Elenchi annotati delle regioni
• • •
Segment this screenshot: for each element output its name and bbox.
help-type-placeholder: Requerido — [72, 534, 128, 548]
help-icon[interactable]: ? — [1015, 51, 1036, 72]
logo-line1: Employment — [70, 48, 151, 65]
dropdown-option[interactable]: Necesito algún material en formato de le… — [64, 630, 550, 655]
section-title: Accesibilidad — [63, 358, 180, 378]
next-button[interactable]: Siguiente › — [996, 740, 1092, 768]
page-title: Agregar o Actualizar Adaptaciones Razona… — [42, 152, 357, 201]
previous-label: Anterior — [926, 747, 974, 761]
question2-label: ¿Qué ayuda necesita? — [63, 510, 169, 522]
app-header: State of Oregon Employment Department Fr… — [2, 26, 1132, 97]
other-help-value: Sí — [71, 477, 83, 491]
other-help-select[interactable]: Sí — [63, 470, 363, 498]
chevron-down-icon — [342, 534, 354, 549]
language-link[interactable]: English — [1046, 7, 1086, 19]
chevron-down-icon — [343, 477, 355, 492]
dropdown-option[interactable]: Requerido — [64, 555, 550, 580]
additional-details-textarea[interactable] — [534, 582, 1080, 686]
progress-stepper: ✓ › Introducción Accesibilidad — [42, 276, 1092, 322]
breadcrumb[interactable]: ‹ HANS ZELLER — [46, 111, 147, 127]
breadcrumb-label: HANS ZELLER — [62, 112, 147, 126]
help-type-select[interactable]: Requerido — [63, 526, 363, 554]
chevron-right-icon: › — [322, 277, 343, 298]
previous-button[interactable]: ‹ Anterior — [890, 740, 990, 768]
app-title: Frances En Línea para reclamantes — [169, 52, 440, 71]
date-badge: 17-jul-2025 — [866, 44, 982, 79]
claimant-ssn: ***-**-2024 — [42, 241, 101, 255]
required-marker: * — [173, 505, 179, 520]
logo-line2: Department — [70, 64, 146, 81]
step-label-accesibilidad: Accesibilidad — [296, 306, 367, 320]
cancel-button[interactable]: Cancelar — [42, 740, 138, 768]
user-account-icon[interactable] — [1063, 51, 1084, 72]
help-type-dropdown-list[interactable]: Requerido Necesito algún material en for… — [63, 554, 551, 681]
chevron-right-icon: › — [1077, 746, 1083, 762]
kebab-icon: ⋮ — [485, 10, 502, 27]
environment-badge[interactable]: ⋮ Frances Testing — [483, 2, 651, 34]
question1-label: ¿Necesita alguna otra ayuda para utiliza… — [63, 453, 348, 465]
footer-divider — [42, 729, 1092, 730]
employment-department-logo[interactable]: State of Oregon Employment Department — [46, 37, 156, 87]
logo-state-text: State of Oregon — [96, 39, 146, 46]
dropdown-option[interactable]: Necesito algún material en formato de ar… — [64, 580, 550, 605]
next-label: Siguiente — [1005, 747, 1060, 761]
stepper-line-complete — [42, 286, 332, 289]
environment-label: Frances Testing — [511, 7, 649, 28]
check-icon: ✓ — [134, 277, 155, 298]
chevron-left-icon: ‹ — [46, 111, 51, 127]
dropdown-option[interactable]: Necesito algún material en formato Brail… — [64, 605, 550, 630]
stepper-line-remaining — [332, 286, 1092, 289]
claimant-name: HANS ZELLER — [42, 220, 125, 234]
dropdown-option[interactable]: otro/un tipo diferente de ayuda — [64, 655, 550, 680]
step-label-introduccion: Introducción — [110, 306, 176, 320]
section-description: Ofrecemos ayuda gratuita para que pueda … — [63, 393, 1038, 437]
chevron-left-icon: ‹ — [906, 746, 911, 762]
• • •
Descrizione del compito: Trascrivi senza cambiare nulla le righe dell'elenco, dall'inizio fino alla riga che contiene "help-type-select[interactable]: Requerido —", compresa anche quest'ultima.

Soluzione del problema:
Segment this screenshot: for each element output its name and bbox.
help-type-placeholder: Requerido — [72, 534, 128, 548]
help-icon[interactable]: ? — [1015, 51, 1036, 72]
logo-line1: Employment — [70, 48, 151, 65]
dropdown-option[interactable]: Necesito algún material en formato de le… — [64, 630, 550, 655]
section-title: Accesibilidad — [63, 358, 180, 378]
next-button[interactable]: Siguiente › — [996, 740, 1092, 768]
page-title: Agregar o Actualizar Adaptaciones Razona… — [42, 152, 357, 201]
previous-label: Anterior — [926, 747, 974, 761]
question2-label: ¿Qué ayuda necesita? — [63, 510, 169, 522]
app-header: State of Oregon Employment Department Fr… — [2, 26, 1132, 97]
other-help-value: Sí — [71, 477, 83, 491]
other-help-select[interactable]: Sí — [63, 470, 363, 498]
chevron-down-icon — [342, 534, 354, 549]
language-link[interactable]: English — [1046, 7, 1086, 19]
chevron-down-icon — [343, 477, 355, 492]
dropdown-option[interactable]: Requerido — [64, 555, 550, 580]
additional-details-textarea[interactable] — [534, 582, 1080, 686]
progress-stepper: ✓ › Introducción Accesibilidad — [42, 276, 1092, 322]
breadcrumb[interactable]: ‹ HANS ZELLER — [46, 111, 147, 127]
breadcrumb-label: HANS ZELLER — [62, 112, 147, 126]
help-type-select[interactable]: Requerido — [63, 526, 363, 554]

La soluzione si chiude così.